You may have first seen his name attached to Netflix shows or on one of the millions of books he has in print, and now you’re wondering which are the best Harlan Coben books.
This list primarily features standalone psychological thrillers with complex relationships, various timelines, and epic twists. So, keep reading to discover his best 10 books according to tens of thousands of readers on Goodreads.
Who is Harlan Coben?
An award-winning and bestselling author, Harlan Coben writes compelling and riveting mystery thrillers. However, with more than 35 books it may be difficult to figure out which book you should read first. If you would prefer to read all of his books in publication order, you can check out this article about all the Harlan Coben books in order.
But, if you would like to see which books are the best of the best, then this list of the 10 best Harlan Coben books will be perfect.
He has sold more than 75 million copies worldwide and won an Edgar Award, a Shamus Award, and an Anthony Award. He was the first author to win all three, emphasizing his status as one of the best authors in the genre. This is why we’ve looked at the opinions of thousands of readers by leveraging Goodreads data to compile this list of his best books.

MATERIAL PROVIDED
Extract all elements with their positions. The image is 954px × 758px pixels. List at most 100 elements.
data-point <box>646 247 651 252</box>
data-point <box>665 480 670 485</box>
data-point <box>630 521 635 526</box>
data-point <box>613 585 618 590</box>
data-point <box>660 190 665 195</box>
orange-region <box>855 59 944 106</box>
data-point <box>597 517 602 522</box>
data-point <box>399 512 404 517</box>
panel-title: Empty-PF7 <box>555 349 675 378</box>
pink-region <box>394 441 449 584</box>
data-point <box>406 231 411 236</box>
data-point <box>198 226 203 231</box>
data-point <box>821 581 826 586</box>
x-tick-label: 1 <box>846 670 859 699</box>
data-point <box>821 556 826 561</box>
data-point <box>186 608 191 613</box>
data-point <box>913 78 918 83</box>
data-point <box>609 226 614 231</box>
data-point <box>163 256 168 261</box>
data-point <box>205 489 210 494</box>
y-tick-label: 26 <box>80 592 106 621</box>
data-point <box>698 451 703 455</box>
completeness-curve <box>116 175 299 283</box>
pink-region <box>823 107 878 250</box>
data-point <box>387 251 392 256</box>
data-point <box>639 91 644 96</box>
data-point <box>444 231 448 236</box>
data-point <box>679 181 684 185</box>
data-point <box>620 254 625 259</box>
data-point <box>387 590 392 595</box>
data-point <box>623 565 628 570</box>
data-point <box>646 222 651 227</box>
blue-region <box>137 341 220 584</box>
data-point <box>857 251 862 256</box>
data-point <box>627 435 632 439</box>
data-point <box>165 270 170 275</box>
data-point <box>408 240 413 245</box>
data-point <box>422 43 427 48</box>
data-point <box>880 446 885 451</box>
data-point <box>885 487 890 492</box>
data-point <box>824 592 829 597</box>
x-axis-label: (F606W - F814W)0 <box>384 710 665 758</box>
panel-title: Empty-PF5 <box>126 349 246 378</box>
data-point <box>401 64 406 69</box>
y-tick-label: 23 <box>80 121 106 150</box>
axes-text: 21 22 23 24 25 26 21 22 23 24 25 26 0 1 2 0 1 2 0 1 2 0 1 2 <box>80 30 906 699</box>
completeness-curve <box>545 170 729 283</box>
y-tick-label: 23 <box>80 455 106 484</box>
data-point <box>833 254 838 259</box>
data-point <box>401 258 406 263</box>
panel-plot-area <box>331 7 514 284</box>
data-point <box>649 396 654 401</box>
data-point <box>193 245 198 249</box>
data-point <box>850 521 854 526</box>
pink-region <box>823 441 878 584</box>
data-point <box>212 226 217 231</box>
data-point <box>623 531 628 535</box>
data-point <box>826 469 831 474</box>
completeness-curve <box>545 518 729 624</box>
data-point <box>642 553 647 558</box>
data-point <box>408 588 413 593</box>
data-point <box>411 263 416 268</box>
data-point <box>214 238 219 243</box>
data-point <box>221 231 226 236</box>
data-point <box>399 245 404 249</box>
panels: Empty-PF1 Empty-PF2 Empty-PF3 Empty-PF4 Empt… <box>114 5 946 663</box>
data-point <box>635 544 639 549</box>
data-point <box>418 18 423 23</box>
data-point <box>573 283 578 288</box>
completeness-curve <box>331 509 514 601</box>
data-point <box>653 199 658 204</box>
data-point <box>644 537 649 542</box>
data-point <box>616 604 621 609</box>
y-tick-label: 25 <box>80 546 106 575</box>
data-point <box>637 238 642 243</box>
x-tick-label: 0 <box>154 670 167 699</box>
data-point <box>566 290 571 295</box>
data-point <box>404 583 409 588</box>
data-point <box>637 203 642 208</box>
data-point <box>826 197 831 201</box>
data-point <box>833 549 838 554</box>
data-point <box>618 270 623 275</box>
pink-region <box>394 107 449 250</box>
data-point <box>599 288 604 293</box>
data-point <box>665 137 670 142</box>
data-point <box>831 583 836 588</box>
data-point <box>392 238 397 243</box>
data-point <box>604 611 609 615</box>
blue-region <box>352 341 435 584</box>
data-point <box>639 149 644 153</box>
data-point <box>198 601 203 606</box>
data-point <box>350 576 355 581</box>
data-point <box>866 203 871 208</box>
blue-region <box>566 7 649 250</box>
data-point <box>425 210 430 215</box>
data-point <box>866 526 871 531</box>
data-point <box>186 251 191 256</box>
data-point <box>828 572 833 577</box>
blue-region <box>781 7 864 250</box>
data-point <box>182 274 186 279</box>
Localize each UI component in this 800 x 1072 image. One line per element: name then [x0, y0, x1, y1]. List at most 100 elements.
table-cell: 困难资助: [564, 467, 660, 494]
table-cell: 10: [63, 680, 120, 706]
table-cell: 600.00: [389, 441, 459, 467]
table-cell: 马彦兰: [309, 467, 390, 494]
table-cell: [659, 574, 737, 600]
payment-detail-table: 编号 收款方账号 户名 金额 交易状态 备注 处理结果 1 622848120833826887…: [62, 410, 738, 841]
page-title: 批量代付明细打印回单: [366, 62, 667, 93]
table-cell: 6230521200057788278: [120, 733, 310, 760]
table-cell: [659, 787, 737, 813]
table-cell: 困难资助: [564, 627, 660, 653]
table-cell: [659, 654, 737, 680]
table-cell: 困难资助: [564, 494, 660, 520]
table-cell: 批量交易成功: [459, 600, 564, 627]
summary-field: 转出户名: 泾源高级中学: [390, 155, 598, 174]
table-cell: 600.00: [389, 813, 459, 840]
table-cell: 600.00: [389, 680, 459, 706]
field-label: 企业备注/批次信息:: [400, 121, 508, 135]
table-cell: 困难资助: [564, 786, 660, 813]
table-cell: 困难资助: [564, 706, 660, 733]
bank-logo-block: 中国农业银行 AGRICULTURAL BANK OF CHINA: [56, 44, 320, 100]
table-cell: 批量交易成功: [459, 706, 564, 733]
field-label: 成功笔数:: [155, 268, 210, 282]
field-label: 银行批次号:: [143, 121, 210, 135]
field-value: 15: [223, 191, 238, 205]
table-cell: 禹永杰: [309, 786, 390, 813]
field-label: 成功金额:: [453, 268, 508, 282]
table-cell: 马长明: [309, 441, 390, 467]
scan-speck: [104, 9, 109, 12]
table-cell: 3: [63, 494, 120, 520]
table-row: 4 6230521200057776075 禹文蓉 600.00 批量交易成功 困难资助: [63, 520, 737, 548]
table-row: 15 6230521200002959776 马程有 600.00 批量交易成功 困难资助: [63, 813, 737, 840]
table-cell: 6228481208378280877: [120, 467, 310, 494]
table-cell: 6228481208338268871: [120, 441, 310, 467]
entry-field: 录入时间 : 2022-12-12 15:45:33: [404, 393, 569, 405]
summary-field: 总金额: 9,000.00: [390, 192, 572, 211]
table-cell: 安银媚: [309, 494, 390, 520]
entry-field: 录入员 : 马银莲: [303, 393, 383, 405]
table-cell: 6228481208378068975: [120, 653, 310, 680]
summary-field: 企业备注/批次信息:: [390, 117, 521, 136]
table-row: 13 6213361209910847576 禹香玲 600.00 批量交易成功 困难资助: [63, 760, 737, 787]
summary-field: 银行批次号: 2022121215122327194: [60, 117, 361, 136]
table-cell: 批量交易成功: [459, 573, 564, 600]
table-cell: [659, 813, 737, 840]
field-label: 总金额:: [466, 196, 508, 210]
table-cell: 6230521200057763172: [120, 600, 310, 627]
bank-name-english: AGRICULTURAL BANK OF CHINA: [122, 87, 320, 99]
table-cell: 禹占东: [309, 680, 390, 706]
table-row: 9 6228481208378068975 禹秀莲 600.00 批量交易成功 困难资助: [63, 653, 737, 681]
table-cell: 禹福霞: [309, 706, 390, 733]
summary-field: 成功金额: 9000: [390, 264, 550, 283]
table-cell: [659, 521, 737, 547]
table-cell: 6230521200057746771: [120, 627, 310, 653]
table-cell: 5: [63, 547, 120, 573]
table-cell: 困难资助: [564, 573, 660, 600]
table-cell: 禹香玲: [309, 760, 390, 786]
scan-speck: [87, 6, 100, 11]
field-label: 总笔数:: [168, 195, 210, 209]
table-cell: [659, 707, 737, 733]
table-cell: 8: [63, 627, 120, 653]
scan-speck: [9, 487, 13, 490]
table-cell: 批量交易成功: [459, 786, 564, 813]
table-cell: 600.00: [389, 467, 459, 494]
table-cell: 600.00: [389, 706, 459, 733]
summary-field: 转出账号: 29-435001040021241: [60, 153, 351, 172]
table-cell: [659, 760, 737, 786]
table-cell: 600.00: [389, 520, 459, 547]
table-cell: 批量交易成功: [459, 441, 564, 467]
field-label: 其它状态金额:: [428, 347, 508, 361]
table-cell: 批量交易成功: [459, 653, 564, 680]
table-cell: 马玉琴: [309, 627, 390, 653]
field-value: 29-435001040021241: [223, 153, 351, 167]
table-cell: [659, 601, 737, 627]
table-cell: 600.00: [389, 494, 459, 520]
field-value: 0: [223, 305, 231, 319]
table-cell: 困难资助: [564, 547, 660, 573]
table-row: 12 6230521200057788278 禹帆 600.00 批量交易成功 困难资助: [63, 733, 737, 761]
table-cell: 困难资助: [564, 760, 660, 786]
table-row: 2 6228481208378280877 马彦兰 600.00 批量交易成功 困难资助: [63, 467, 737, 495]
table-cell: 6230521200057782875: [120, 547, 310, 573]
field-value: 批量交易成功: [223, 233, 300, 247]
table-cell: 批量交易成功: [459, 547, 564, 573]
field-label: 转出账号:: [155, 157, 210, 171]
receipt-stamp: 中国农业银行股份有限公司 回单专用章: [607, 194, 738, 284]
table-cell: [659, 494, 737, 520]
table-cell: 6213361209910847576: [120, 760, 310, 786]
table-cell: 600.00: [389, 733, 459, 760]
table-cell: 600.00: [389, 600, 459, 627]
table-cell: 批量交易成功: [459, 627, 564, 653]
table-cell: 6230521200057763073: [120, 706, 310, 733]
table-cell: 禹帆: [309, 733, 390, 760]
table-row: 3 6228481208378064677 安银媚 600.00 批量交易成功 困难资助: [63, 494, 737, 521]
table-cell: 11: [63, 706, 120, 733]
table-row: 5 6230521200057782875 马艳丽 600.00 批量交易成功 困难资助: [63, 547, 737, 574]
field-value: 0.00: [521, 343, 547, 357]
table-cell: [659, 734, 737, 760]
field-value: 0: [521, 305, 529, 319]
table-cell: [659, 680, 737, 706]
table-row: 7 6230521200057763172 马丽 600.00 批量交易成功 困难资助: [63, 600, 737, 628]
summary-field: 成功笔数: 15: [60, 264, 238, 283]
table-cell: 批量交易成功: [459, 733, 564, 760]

WHAT THE EXERCISE ASKS
Copy out the Harlan Coben article, beginning at "An award-winning and" and stopping after "books in order.", and substitute "suspense novels" for "mystery thrillers".

RIGHT ANSWER
An award-winning and bestselling author, Harlan Coben writes compelling and riveting suspense novels. However, with more than 35 books it may be difficult to figure out which book you should read first. If you would prefer to read all of his books in publication order, you can check out this article about all the Harlan Coben books in order.